**WORK INSTRUCTIONS**
Only lines holding the string "long" are wanted; copy each one from the material.

**DATA TO USE**
----

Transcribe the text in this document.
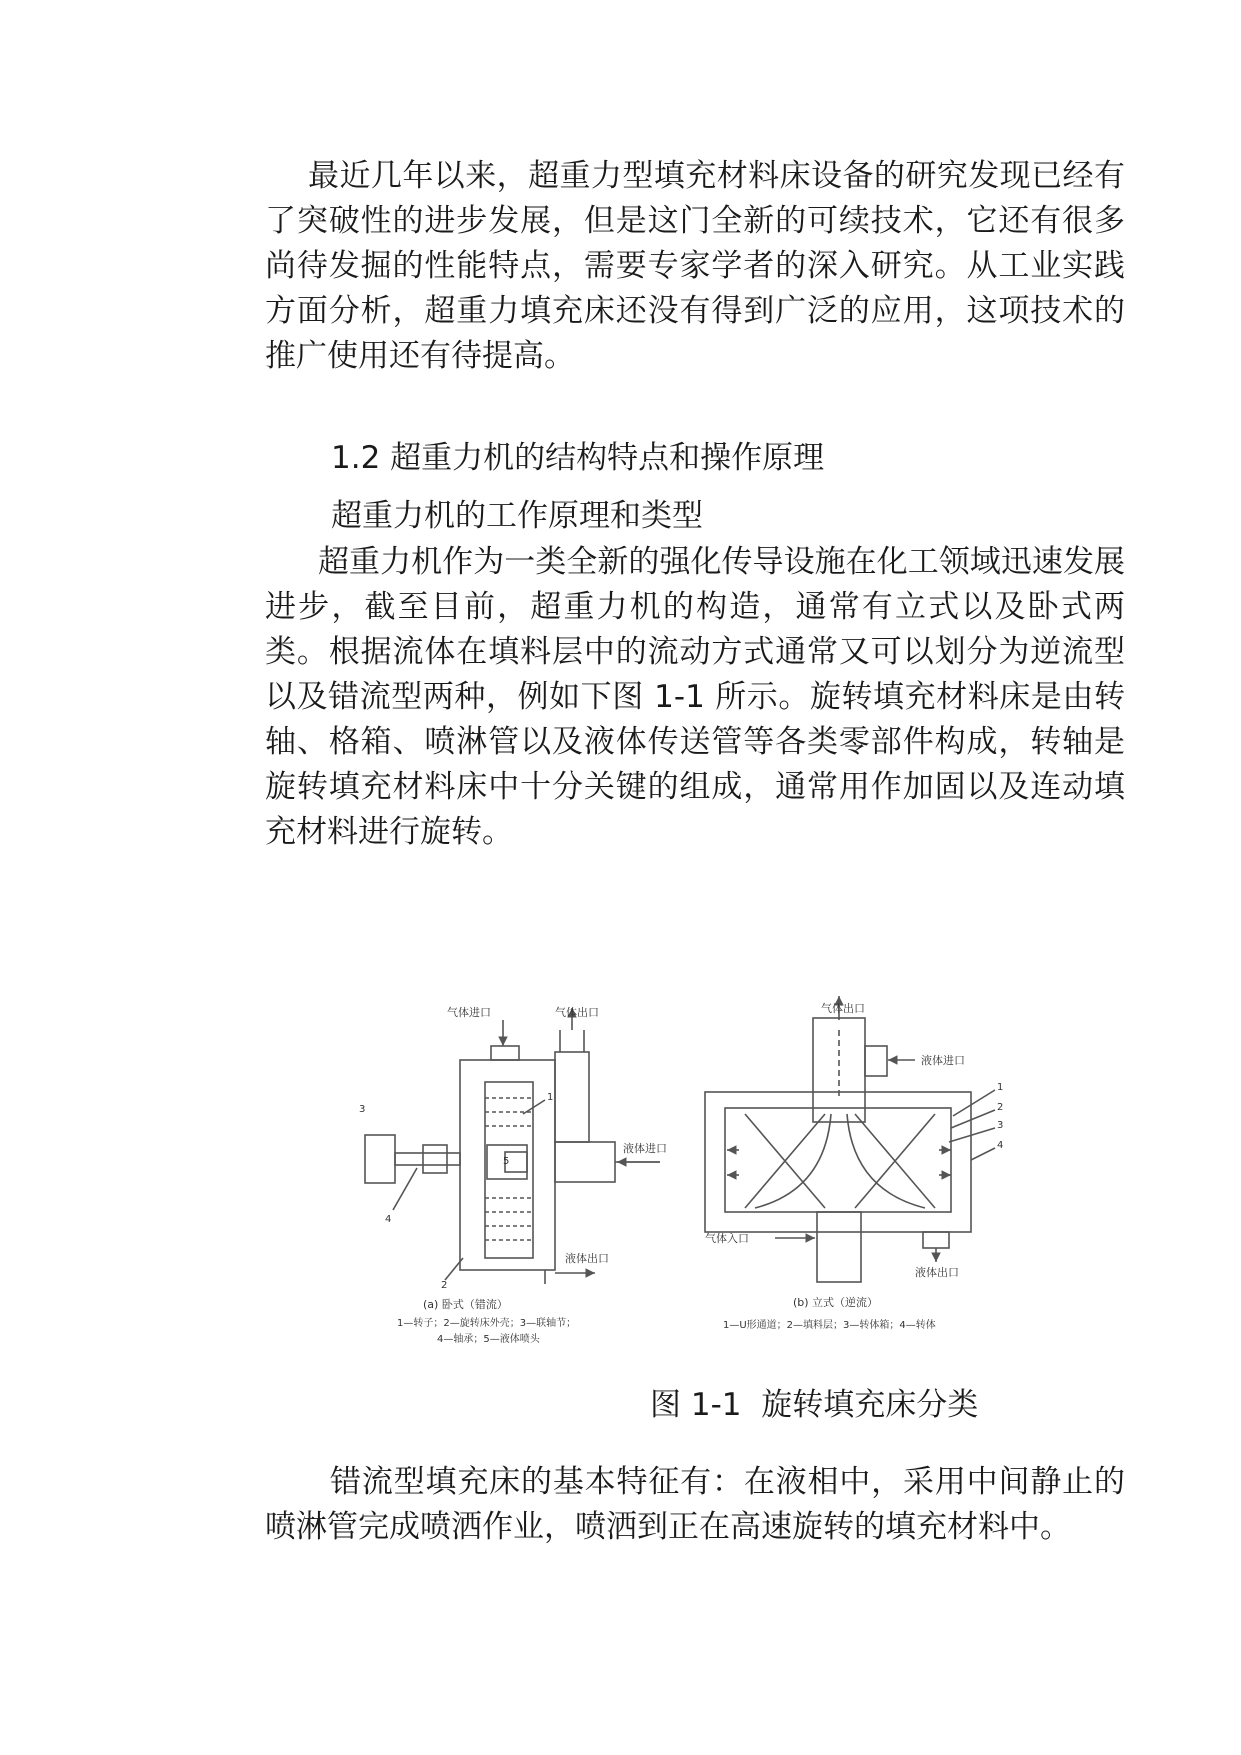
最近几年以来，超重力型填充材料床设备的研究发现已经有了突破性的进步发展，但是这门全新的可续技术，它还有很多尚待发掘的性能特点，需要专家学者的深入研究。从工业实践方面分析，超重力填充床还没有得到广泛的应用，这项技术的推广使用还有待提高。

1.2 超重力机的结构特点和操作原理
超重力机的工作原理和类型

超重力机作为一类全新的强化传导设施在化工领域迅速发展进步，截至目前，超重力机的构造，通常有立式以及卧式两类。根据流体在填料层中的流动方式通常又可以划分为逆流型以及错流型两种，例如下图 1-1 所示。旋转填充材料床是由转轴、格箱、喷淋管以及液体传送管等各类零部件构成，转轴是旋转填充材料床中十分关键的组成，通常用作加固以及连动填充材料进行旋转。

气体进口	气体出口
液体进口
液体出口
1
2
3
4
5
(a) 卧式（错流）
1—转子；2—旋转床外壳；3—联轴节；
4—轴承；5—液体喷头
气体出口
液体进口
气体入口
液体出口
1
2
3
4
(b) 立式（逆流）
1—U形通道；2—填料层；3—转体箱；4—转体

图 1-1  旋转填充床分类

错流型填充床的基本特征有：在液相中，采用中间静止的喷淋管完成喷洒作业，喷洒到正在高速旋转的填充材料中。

----

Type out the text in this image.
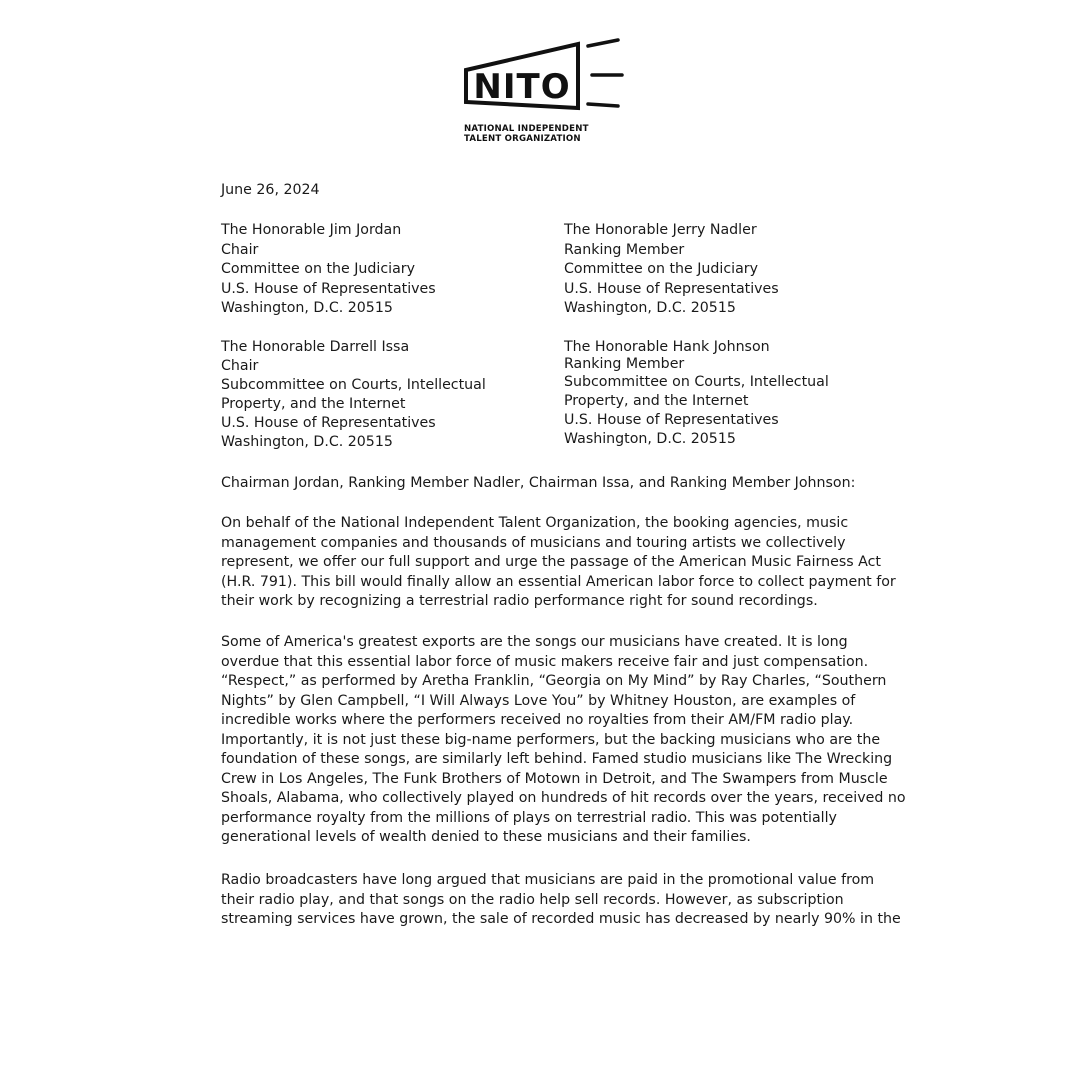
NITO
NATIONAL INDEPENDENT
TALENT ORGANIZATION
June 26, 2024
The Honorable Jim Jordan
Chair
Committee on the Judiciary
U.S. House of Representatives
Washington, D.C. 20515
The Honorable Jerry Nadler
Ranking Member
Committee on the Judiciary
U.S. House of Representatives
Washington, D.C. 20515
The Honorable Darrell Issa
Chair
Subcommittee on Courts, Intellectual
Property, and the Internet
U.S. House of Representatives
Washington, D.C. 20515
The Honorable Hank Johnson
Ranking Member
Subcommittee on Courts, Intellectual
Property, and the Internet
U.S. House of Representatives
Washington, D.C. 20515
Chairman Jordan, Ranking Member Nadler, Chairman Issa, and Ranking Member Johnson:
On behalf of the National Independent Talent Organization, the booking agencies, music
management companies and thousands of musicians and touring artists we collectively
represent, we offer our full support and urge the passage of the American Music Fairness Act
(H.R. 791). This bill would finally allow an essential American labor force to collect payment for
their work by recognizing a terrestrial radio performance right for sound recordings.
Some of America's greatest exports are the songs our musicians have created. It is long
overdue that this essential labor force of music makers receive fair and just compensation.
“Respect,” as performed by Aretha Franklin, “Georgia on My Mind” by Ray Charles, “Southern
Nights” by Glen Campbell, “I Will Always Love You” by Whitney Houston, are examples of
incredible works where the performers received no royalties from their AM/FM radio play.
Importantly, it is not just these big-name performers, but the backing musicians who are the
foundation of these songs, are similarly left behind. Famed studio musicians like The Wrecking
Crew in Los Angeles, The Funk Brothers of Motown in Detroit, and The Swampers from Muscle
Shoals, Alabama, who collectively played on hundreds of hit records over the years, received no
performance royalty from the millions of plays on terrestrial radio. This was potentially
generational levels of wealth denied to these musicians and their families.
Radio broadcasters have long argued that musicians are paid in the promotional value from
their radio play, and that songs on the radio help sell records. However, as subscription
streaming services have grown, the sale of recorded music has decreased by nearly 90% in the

----

**RESULT OF THIS EXERCISE**
Some of America's greatest exports are the songs our musicians have created. It is long
Radio broadcasters have long argued that musicians are paid in the promotional value from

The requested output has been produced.